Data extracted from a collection
[Begin]

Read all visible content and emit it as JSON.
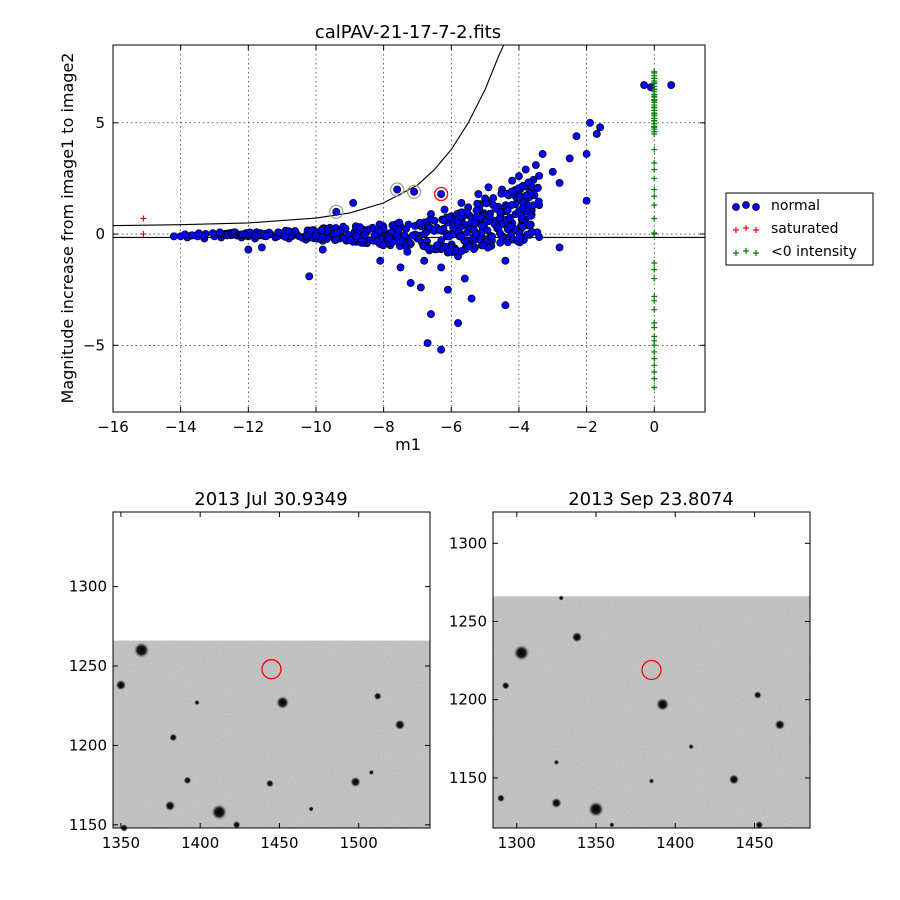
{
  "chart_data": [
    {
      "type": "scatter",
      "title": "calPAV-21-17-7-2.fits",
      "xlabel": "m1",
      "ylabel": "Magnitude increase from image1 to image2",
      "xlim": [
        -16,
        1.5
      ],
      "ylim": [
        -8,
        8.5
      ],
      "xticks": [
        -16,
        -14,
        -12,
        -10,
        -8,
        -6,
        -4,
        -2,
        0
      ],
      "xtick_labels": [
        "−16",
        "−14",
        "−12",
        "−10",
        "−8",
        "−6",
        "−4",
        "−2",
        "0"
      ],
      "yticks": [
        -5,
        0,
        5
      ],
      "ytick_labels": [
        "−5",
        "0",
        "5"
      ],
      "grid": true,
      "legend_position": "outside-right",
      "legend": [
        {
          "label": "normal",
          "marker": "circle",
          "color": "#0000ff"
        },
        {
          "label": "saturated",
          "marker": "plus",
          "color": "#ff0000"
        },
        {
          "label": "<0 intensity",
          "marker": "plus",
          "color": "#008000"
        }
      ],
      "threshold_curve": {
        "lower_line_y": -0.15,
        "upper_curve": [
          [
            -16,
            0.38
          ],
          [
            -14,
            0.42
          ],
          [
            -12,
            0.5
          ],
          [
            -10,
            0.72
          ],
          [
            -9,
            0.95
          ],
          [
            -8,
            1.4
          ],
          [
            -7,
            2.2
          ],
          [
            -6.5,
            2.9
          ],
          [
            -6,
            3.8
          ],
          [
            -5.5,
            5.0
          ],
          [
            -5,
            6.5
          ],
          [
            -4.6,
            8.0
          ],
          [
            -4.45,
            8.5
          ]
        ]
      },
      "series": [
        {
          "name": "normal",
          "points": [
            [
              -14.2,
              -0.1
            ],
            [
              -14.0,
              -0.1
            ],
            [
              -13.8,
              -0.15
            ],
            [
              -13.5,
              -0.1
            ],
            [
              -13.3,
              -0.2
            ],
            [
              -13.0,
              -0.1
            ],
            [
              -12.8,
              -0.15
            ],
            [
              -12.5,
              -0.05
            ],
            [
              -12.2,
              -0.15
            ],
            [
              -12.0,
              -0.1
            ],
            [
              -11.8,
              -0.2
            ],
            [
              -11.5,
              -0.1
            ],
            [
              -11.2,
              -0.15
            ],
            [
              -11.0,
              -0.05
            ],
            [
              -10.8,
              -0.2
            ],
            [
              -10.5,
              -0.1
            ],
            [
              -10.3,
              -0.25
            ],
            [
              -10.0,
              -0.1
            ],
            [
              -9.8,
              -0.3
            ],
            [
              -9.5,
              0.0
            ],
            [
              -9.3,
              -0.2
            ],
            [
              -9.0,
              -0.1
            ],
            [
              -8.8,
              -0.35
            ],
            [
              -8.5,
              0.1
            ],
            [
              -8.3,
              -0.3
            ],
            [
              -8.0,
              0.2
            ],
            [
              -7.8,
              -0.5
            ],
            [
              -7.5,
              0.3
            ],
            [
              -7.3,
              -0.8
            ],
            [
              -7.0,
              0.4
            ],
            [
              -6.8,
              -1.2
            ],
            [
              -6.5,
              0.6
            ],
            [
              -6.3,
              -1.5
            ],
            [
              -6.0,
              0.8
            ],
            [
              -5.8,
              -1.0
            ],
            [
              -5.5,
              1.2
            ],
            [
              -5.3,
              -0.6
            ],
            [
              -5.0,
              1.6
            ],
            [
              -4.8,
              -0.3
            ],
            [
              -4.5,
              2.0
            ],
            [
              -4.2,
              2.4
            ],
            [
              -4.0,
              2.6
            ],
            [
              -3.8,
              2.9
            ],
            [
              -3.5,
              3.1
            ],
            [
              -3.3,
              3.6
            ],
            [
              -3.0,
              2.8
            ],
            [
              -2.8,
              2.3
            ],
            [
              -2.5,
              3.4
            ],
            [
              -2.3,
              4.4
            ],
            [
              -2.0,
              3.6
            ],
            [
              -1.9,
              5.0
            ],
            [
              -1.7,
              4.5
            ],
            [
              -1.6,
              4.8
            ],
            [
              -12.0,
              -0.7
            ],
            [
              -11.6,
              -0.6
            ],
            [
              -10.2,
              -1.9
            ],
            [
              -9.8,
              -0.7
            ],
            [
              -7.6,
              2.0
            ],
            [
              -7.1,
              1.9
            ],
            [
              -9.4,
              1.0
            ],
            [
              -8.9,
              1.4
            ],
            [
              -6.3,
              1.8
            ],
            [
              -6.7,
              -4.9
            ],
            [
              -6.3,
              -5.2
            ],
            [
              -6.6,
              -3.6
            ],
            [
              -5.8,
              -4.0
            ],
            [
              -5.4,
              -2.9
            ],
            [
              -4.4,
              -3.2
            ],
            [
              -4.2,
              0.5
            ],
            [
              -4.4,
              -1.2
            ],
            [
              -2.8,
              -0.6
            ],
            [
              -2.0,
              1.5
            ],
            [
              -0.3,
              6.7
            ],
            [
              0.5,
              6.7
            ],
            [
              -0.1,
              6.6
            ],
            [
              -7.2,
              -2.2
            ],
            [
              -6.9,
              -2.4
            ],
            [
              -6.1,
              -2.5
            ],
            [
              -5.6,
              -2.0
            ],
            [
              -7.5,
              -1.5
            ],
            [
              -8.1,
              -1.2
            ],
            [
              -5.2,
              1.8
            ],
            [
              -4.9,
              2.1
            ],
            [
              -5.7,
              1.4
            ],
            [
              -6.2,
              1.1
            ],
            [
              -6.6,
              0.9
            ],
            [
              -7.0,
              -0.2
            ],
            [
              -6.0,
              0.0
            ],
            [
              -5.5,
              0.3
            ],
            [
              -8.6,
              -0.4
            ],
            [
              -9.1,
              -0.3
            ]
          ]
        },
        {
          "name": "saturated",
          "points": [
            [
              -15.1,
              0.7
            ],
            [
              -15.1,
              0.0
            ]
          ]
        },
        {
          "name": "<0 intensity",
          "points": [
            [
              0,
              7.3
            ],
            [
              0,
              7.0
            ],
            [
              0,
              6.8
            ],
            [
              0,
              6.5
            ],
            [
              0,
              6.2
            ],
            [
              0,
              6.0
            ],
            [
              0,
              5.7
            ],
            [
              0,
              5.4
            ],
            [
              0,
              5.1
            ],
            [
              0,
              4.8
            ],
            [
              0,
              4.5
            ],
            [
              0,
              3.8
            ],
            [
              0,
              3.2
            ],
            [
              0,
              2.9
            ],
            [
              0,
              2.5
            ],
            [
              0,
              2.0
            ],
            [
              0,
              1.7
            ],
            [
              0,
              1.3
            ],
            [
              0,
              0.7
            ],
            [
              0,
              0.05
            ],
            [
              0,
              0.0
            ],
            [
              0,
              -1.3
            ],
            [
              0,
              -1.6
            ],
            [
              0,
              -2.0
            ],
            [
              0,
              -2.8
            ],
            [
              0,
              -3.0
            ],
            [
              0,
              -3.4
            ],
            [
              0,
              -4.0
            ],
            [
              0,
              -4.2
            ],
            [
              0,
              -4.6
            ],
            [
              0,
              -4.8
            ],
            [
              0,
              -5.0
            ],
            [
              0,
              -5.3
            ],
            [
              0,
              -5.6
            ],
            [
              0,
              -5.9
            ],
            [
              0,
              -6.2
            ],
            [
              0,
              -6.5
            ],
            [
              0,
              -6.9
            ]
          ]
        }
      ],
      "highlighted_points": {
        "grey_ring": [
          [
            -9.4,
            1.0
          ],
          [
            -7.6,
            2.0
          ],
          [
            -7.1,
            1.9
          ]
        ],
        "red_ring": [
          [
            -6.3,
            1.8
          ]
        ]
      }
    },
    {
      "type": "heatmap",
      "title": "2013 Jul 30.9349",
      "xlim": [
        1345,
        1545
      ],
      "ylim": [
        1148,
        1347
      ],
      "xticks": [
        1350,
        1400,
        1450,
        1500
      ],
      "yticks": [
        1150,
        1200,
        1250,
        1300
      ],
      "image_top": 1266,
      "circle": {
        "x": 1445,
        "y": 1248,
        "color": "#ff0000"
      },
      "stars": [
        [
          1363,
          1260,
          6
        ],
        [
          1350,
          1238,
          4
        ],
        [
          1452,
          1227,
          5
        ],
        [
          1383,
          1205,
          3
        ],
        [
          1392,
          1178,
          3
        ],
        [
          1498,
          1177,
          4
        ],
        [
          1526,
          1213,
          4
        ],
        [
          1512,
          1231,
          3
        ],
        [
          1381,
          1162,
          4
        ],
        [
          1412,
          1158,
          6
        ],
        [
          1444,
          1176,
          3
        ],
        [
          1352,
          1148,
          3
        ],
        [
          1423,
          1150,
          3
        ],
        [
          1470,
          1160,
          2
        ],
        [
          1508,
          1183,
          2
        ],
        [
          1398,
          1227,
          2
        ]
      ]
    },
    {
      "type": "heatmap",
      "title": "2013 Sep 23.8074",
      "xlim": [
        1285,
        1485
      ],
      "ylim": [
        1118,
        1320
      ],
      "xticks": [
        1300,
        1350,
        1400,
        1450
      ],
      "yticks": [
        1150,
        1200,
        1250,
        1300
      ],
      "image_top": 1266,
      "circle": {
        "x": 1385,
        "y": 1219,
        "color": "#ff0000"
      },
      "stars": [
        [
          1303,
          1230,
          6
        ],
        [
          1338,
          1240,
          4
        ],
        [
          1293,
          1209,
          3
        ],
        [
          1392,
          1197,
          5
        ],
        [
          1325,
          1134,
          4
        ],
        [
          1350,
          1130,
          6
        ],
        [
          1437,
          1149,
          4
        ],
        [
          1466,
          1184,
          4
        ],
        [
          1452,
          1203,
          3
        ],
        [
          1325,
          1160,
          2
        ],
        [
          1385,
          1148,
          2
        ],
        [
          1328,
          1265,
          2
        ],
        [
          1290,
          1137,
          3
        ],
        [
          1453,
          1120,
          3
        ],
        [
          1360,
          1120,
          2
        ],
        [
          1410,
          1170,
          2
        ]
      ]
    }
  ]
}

[End]

### Work to do
Using the records above, pull out each line where the word "title" occurs.

### Correct answer
      "title": "calPAV-21-17-7-2.fits",
      "title": "2013 Jul 30.9349",
      "title": "2013 Sep 23.8074",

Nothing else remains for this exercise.